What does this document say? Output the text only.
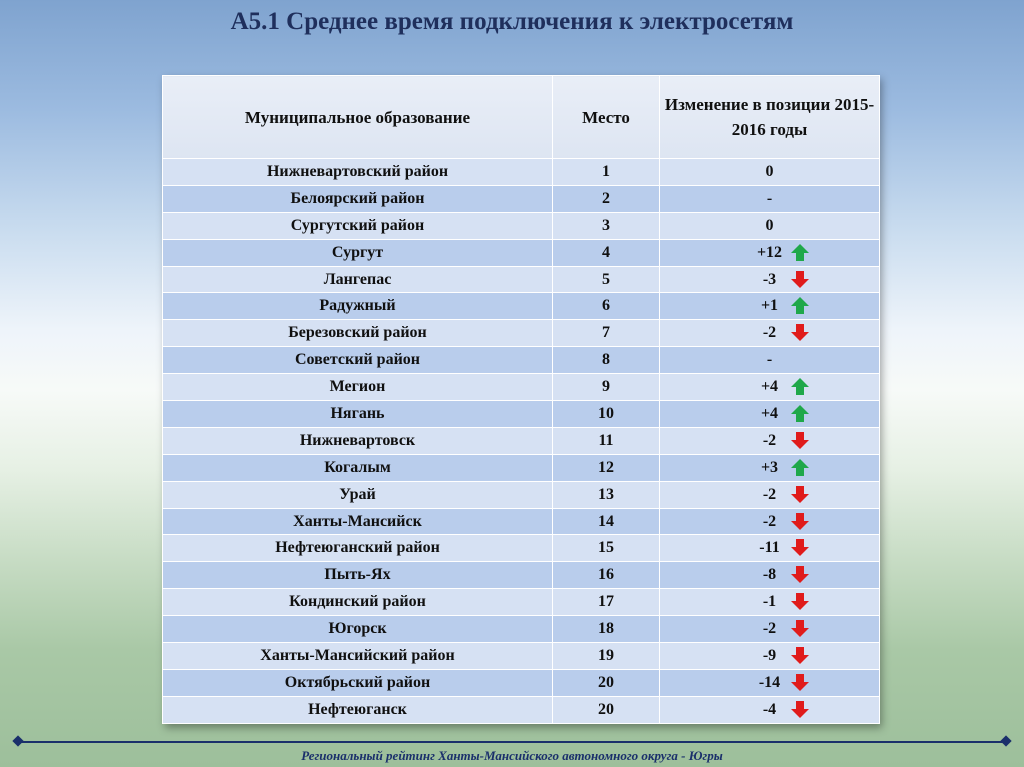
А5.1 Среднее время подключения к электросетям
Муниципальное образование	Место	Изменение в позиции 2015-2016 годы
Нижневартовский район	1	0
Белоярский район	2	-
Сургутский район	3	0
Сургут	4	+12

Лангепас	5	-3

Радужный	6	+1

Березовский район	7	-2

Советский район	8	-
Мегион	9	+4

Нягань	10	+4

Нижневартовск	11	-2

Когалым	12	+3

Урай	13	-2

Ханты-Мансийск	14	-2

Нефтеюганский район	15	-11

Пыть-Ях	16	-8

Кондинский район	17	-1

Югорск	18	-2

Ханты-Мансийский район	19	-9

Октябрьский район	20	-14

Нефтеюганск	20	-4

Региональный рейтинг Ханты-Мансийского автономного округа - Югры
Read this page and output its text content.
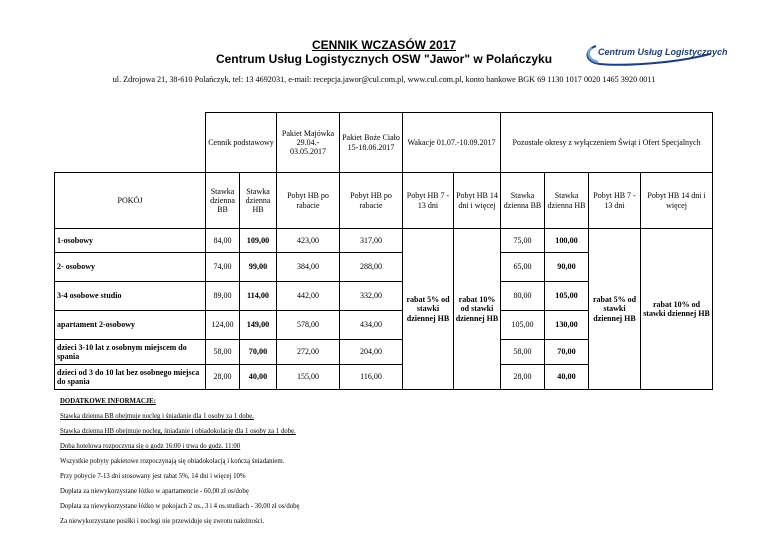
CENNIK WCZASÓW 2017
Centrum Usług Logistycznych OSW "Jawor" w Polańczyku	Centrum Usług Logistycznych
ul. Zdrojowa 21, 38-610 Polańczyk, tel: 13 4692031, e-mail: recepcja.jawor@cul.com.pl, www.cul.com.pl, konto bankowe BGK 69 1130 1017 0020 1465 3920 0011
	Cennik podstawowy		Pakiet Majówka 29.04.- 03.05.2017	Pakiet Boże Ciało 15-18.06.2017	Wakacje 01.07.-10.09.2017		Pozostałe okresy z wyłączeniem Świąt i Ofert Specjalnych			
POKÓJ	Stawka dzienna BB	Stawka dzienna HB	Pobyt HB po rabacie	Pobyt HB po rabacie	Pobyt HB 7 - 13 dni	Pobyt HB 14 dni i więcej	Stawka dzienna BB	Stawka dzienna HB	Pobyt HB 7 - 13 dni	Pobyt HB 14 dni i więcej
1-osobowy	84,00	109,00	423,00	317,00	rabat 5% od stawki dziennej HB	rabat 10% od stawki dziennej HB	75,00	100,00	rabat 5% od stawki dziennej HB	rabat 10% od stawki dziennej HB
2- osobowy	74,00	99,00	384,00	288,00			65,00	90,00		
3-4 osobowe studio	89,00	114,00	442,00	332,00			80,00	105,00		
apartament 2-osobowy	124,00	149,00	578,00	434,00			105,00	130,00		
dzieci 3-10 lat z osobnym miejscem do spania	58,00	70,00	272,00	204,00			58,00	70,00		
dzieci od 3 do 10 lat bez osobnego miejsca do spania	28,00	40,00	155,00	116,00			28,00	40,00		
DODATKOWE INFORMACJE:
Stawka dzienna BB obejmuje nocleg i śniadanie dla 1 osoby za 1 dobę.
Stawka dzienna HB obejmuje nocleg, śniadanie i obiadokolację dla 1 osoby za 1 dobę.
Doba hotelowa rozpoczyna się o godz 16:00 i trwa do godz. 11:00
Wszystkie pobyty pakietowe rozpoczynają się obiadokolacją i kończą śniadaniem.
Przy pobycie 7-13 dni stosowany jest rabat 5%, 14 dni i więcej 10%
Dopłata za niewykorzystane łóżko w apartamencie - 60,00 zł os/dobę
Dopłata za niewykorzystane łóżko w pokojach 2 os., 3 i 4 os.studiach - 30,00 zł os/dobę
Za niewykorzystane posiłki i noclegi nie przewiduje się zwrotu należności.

###

Prompt: Lines containing the word "osoby" must all be returned from the material above.

Reply:
Stawka dzienna BB obejmuje nocleg i śniadanie dla 1 osoby za 1 dobę.
Stawka dzienna HB obejmuje nocleg, śniadanie i obiadokolację dla 1 osoby za 1 dobę.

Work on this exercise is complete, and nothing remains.